→ **Task to complete**
Locate "Type out the text in this image." in the listing below, then output the line holding it and every line after it, exactly and with nothing else.

→ **Dataset records**
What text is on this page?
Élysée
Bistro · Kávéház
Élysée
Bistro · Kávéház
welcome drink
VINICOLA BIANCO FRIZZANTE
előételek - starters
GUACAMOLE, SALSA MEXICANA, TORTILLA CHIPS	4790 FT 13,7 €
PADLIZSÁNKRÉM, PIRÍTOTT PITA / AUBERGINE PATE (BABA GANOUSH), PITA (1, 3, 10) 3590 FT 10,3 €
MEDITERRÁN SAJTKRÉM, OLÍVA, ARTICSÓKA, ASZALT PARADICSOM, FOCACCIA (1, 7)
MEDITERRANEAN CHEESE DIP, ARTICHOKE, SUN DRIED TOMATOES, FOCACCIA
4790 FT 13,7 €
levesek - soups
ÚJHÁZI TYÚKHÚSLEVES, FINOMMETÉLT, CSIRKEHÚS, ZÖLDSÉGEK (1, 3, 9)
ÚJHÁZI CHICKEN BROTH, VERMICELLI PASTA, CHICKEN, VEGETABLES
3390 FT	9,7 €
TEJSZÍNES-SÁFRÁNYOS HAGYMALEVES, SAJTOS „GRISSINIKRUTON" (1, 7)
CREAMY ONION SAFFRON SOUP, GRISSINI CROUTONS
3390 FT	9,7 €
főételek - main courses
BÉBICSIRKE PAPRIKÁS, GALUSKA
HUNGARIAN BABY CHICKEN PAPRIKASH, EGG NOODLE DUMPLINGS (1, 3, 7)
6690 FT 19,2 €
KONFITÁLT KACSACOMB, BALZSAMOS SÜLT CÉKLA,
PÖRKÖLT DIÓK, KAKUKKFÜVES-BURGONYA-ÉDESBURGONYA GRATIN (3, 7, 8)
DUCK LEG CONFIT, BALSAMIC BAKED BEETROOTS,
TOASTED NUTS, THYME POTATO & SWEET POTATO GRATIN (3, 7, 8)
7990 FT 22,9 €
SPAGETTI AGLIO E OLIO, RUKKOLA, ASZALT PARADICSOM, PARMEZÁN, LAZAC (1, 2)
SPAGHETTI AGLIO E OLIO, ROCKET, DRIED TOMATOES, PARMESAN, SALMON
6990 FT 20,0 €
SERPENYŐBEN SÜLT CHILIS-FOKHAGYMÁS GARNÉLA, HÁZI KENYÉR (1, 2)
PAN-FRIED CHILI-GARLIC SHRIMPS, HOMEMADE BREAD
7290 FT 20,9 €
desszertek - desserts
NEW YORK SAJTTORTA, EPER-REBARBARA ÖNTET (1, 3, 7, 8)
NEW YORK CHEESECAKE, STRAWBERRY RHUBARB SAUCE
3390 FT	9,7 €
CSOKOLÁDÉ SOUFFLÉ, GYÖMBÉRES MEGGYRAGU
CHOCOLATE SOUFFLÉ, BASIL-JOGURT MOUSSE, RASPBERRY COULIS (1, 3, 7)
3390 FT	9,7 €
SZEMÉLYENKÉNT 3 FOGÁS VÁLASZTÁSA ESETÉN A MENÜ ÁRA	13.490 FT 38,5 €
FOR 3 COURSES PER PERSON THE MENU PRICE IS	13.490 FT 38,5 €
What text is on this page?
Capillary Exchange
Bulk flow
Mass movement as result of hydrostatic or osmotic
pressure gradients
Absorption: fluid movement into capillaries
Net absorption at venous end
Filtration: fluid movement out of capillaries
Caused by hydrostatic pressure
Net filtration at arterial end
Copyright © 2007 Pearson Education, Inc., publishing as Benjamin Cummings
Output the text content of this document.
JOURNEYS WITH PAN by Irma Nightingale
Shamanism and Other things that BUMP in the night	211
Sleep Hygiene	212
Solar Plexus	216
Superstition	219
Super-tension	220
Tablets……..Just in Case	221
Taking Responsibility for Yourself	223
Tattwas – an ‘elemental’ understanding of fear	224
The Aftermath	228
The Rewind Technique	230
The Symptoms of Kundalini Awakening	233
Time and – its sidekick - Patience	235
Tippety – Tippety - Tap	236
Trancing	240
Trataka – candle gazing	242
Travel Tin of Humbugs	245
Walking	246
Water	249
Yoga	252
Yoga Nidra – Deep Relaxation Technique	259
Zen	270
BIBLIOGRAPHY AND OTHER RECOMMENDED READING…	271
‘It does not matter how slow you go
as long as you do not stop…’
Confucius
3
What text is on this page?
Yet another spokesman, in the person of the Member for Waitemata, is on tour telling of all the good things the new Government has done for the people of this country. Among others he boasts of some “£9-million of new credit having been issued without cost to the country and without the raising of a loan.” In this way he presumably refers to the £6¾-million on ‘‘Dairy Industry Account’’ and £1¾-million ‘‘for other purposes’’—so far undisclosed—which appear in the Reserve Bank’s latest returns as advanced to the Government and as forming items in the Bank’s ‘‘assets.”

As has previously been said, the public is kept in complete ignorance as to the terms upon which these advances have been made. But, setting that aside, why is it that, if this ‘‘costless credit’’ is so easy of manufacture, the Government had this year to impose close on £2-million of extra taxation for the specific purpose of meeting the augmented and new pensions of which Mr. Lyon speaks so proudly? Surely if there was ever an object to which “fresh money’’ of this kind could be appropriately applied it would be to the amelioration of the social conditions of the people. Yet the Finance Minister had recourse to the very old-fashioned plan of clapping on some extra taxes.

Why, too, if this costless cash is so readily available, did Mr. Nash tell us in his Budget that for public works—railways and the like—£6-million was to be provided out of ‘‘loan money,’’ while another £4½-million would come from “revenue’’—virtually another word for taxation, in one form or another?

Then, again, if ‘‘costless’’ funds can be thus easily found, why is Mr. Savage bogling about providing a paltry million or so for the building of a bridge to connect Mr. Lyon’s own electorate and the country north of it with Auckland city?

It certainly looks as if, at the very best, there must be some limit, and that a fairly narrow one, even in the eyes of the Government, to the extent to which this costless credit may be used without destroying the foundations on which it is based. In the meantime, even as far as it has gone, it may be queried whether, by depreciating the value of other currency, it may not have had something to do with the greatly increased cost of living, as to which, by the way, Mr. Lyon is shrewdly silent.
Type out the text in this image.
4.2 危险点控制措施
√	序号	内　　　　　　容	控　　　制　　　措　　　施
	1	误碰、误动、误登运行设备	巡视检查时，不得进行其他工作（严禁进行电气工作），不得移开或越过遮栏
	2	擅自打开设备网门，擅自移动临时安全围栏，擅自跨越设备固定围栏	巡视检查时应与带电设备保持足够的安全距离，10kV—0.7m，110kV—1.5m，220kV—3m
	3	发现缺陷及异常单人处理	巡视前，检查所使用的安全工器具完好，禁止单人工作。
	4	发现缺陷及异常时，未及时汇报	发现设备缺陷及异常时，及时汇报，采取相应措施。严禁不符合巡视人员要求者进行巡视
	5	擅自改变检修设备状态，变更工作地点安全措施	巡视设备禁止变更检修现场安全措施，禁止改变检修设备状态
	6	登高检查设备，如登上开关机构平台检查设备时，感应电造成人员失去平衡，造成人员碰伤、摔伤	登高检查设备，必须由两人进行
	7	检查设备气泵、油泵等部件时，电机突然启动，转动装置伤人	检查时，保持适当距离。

→ **Answer to this problem**
Type out the text in this image.
4.2 危险点控制措施
√	序号	内　　　　　　容	控　　　制　　　措　　　施
	1	误碰、误动、误登运行设备	巡视检查时，不得进行其他工作（严禁进行电气工作），不得移开或越过遮栏
	2	擅自打开设备网门，擅自移动临时安全围栏，擅自跨越设备固定围栏	巡视检查时应与带电设备保持足够的安全距离，10kV—0.7m，110kV—1.5m，220kV—3m
	3	发现缺陷及异常单人处理	巡视前，检查所使用的安全工器具完好，禁止单人工作。
	4	发现缺陷及异常时，未及时汇报	发现设备缺陷及异常时，及时汇报，采取相应措施。严禁不符合巡视人员要求者进行巡视
	5	擅自改变检修设备状态，变更工作地点安全措施	巡视设备禁止变更检修现场安全措施，禁止改变检修设备状态
	6	登高检查设备，如登上开关机构平台检查设备时，感应电造成人员失去平衡，造成人员碰伤、摔伤	登高检查设备，必须由两人进行
	7	检查设备气泵、油泵等部件时，电机突然启动，转动装置伤人	检查时，保持适当距离。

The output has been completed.